▶ BRIEF: Are you able to retype all the records below exactly?

▶ RECORDS SUPPLIED:
-------
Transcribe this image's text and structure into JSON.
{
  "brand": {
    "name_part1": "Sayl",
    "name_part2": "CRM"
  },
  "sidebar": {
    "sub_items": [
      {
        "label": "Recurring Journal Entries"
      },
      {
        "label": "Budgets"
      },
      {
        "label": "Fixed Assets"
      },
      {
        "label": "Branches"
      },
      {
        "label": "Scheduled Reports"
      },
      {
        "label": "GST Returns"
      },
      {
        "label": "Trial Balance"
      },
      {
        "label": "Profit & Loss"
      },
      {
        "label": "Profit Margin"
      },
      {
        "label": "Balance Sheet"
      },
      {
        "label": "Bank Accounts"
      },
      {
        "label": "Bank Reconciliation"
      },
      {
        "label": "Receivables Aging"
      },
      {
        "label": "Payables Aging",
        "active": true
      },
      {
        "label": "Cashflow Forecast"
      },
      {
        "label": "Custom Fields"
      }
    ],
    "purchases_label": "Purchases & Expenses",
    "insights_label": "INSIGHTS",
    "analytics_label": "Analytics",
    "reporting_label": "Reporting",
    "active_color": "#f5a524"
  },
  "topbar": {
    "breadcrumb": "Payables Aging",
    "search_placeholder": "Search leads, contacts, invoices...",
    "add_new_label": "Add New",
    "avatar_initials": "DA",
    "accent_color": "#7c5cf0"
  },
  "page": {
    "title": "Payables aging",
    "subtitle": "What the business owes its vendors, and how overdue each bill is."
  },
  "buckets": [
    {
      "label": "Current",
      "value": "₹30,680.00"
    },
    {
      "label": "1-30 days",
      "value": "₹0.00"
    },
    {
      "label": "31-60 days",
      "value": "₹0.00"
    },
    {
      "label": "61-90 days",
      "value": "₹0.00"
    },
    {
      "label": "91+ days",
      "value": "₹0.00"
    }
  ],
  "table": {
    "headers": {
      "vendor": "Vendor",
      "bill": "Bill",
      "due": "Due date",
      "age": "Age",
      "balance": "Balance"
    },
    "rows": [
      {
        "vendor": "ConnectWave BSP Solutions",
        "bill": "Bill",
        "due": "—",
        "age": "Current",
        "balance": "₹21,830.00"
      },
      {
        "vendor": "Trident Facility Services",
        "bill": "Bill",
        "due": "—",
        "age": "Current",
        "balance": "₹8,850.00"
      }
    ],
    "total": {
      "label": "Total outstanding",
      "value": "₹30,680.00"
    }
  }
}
-------
▶ SOLUTION BELOW:
Transcribe this image's text and structure into JSON.
{
  "brand": {
    "name_part1": "Sayl",
    "name_part2": "CRM"
  },
  "sidebar": {
    "sub_items": [
      {
        "label": "Recurring Journal Entries"
      },
      {
        "label": "Budgets"
      },
      {
        "label": "Fixed Assets"
      },
      {
        "label": "Branches"
      },
      {
        "label": "Scheduled Reports"
      },
      {
        "label": "GST Returns"
      },
      {
        "label": "Trial Balance"
      },
      {
        "label": "Profit & Loss"
      },
      {
        "label": "Profit Margin"
      },
      {
        "label": "Balance Sheet"
      },
      {
        "label": "Bank Accounts"
      },
      {
        "label": "Bank Reconciliation"
      },
      {
        "label": "Receivables Aging"
      },
      {
        "label": "Payables Aging",
        "active": true
      },
      {
        "label": "Cashflow Forecast"
      },
      {
        "label": "Custom Fields"
      }
    ],
    "purchases_label": "Purchases & Expenses",
    "insights_label": "INSIGHTS",
    "analytics_label": "Analytics",
    "reporting_label": "Reporting",
    "active_color": "#f5a524"
  },
  "topbar": {
    "breadcrumb": "Payables Aging",
    "search_placeholder": "Search leads, contacts, invoices...",
    "add_new_label": "Add New",
    "avatar_initials": "DA",
    "accent_color": "#7c5cf0"
  },
  "page": {
    "title": "Payables aging",
    "subtitle": "What the business owes its vendors, and how overdue each bill is."
  },
  "buckets": [
    {
      "label": "Current",
      "value": "₹30,680.00"
    },
    {
      "label": "1-30 days",
      "value": "₹0.00"
    },
    {
      "label": "31-60 days",
      "value": "₹0.00"
    },
    {
      "label": "61-90 days",
      "value": "₹0.00"
    },
    {
      "label": "91+ days",
      "value": "₹0.00"
    }
  ],
  "table": {
    "headers": {
      "vendor": "Vendor",
      "bill": "Bill",
      "due": "Due date",
      "age": "Age",
      "balance": "Balance"
    },
    "rows": [
      {
        "vendor": "ConnectWave BSP Solutions",
        "bill": "Bill",
        "due": "—",
        "age": "Current",
        "balance": "₹21,830.00"
      },
      {
        "vendor": "Trident Facility Services",
        "bill": "Bill",
        "due": "—",
        "age": "Current",
        "balance": "₹8,850.00"
      }
    ],
    "total": {
      "label": "Total outstanding",
      "value": "₹30,680.00"
    }
  }
}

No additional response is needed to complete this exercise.